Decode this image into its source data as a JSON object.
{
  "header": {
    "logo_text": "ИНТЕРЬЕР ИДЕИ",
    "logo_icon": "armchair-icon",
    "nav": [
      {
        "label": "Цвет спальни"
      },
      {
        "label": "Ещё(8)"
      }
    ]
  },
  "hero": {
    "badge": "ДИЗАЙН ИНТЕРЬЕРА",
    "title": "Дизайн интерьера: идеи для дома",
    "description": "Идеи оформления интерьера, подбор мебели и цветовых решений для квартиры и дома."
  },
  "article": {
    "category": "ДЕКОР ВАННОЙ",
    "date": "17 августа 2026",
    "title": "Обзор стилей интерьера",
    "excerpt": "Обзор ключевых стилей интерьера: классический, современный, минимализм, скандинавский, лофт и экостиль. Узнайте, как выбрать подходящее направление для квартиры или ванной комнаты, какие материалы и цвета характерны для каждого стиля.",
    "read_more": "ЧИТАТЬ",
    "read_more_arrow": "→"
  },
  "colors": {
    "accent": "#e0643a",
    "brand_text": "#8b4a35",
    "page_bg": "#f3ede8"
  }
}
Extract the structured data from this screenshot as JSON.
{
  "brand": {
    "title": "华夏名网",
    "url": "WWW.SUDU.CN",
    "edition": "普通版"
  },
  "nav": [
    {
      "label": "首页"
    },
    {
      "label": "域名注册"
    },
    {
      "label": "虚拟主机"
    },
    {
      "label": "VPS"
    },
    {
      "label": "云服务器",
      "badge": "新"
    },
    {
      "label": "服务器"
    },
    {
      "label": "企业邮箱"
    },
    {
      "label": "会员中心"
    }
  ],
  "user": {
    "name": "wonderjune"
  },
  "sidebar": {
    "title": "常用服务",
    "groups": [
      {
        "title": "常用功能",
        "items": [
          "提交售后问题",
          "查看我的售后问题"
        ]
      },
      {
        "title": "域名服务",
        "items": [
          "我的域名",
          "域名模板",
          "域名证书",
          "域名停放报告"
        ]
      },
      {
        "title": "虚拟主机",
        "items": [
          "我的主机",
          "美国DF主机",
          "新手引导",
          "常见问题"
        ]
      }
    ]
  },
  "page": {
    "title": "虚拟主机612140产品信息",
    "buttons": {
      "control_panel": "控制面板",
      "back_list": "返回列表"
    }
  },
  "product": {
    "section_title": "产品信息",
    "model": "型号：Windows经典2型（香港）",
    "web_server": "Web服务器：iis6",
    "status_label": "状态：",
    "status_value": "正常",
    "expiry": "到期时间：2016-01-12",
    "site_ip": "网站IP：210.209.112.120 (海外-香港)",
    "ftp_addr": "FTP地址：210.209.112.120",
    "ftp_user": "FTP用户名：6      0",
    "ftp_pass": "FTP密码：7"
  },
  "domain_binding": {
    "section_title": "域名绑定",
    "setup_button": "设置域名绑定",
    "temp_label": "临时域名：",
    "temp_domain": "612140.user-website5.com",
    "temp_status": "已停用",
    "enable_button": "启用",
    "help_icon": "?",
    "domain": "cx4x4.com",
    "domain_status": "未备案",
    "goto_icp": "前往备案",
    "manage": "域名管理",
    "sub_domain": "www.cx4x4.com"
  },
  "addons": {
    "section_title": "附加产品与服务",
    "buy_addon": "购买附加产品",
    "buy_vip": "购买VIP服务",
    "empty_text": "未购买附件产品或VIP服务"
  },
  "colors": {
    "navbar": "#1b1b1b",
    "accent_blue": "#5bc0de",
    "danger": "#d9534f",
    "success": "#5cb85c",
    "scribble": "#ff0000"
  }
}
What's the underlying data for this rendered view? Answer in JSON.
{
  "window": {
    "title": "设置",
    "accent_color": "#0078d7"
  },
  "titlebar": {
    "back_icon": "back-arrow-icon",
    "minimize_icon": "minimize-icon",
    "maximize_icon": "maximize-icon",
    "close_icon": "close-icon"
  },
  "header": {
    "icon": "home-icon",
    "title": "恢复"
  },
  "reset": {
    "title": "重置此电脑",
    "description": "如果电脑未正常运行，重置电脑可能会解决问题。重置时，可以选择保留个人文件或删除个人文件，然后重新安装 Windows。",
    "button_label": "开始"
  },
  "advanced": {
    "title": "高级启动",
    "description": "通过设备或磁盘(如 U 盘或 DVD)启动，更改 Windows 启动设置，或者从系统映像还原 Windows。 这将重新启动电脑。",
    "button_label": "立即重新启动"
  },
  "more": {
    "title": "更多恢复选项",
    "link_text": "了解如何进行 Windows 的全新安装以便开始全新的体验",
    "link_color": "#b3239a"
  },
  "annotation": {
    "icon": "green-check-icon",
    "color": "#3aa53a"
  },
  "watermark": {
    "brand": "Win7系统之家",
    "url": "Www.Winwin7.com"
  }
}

-=-=-=-=-

**TO BE DONE**
Repeat the records exactly, including every line.

**OUTPUT FOR THIS EXERCISE**
Decode this image into its source data as a JSON object.
{
  "header": {
    "logo_text": "ИНТЕРЬЕР ИДЕИ",
    "logo_icon": "armchair-icon",
    "nav": [
      {
        "label": "Цвет спальни"
      },
      {
        "label": "Ещё(8)"
      }
    ]
  },
  "hero": {
    "badge": "ДИЗАЙН ИНТЕРЬЕРА",
    "title": "Дизайн интерьера: идеи для дома",
    "description": "Идеи оформления интерьера, подбор мебели и цветовых решений для квартиры и дома."
  },
  "article": {
    "category": "ДЕКОР ВАННОЙ",
    "date": "17 августа 2026",
    "title": "Обзор стилей интерьера",
    "excerpt": "Обзор ключевых стилей интерьера: классический, современный, минимализм, скандинавский, лофт и экостиль. Узнайте, как выбрать подходящее направление для квартиры или ванной комнаты, какие материалы и цвета характерны для каждого стиля.",
    "read_more": "ЧИТАТЬ",
    "read_more_arrow": "→"
  },
  "colors": {
    "accent": "#e0643a",
    "brand_text": "#8b4a35",
    "page_bg": "#f3ede8"
  }
}
Extract the structured data from this screenshot as JSON.
{
  "brand": {
    "title": "华夏名网",
    "url": "WWW.SUDU.CN",
    "edition": "普通版"
  },
  "nav": [
    {
      "label": "首页"
    },
    {
      "label": "域名注册"
    },
    {
      "label": "虚拟主机"
    },
    {
      "label": "VPS"
    },
    {
      "label": "云服务器",
      "badge": "新"
    },
    {
      "label": "服务器"
    },
    {
      "label": "企业邮箱"
    },
    {
      "label": "会员中心"
    }
  ],
  "user": {
    "name": "wonderjune"
  },
  "sidebar": {
    "title": "常用服务",
    "groups": [
      {
        "title": "常用功能",
        "items": [
          "提交售后问题",
          "查看我的售后问题"
        ]
      },
      {
        "title": "域名服务",
        "items": [
          "我的域名",
          "域名模板",
          "域名证书",
          "域名停放报告"
        ]
      },
      {
        "title": "虚拟主机",
        "items": [
          "我的主机",
          "美国DF主机",
          "新手引导",
          "常见问题"
        ]
      }
    ]
  },
  "page": {
    "title": "虚拟主机612140产品信息",
    "buttons": {
      "control_panel": "控制面板",
      "back_list": "返回列表"
    }
  },
  "product": {
    "section_title": "产品信息",
    "model": "型号：Windows经典2型（香港）",
    "web_server": "Web服务器：iis6",
    "status_label": "状态：",
    "status_value": "正常",
    "expiry": "到期时间：2016-01-12",
    "site_ip": "网站IP：210.209.112.120 (海外-香港)",
    "ftp_addr": "FTP地址：210.209.112.120",
    "ftp_user": "FTP用户名：6      0",
    "ftp_pass": "FTP密码：7"
  },
  "domain_binding": {
    "section_title": "域名绑定",
    "setup_button": "设置域名绑定",
    "temp_label": "临时域名：",
    "temp_domain": "612140.user-website5.com",
    "temp_status": "已停用",
    "enable_button": "启用",
    "help_icon": "?",
    "domain": "cx4x4.com",
    "domain_status": "未备案",
    "goto_icp": "前往备案",
    "manage": "域名管理",
    "sub_domain": "www.cx4x4.com"
  },
  "addons": {
    "section_title": "附加产品与服务",
    "buy_addon": "购买附加产品",
    "buy_vip": "购买VIP服务",
    "empty_text": "未购买附件产品或VIP服务"
  },
  "colors": {
    "navbar": "#1b1b1b",
    "accent_blue": "#5bc0de",
    "danger": "#d9534f",
    "success": "#5cb85c",
    "scribble": "#ff0000"
  }
}
What's the underlying data for this rendered view? Answer in JSON.
{
  "window": {
    "title": "设置",
    "accent_color": "#0078d7"
  },
  "titlebar": {
    "back_icon": "back-arrow-icon",
    "minimize_icon": "minimize-icon",
    "maximize_icon": "maximize-icon",
    "close_icon": "close-icon"
  },
  "header": {
    "icon": "home-icon",
    "title": "恢复"
  },
  "reset": {
    "title": "重置此电脑",
    "description": "如果电脑未正常运行，重置电脑可能会解决问题。重置时，可以选择保留个人文件或删除个人文件，然后重新安装 Windows。",
    "button_label": "开始"
  },
  "advanced": {
    "title": "高级启动",
    "description": "通过设备或磁盘(如 U 盘或 DVD)启动，更改 Windows 启动设置，或者从系统映像还原 Windows。 这将重新启动电脑。",
    "button_label": "立即重新启动"
  },
  "more": {
    "title": "更多恢复选项",
    "link_text": "了解如何进行 Windows 的全新安装以便开始全新的体验",
    "link_color": "#b3239a"
  },
  "annotation": {
    "icon": "green-check-icon",
    "color": "#3aa53a"
  },
  "watermark": {
    "brand": "Win7系统之家",
    "url": "Www.Winwin7.com"
  }
}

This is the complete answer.